[START OF EXERCISE MATERIAL]
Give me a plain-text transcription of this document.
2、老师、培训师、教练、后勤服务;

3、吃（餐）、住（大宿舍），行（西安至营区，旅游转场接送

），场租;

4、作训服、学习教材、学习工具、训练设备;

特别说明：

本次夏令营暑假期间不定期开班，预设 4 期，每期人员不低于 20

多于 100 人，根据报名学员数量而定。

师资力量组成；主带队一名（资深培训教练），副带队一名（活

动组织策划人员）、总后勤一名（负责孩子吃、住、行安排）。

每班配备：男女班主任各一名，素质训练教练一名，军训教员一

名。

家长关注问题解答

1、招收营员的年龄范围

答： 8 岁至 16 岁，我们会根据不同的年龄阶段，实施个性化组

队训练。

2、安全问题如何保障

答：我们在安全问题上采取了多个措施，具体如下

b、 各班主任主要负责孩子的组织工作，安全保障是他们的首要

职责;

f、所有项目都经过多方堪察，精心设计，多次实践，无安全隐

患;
[END OF EXERCISE MATERIAL]
■ SET TASK
Return the listing above in its exact form.

■ WRITTEN SOLUTION
Give me a plain-text transcription of this document.
2、老师、培训师、教练、后勤服务;

3、吃（餐）、住（大宿舍），行（西安至营区，旅游转场接送

），场租;

4、作训服、学习教材、学习工具、训练设备;

特别说明：

本次夏令营暑假期间不定期开班，预设 4 期，每期人员不低于 20

多于 100 人，根据报名学员数量而定。

师资力量组成；主带队一名（资深培训教练），副带队一名（活

动组织策划人员）、总后勤一名（负责孩子吃、住、行安排）。

每班配备：男女班主任各一名，素质训练教练一名，军训教员一

名。

家长关注问题解答

1、招收营员的年龄范围

答： 8 岁至 16 岁，我们会根据不同的年龄阶段，实施个性化组

队训练。

2、安全问题如何保障

答：我们在安全问题上采取了多个措施，具体如下

b、 各班主任主要负责孩子的组织工作，安全保障是他们的首要

职责;

f、所有项目都经过多方堪察，精心设计，多次实践，无安全隐

患;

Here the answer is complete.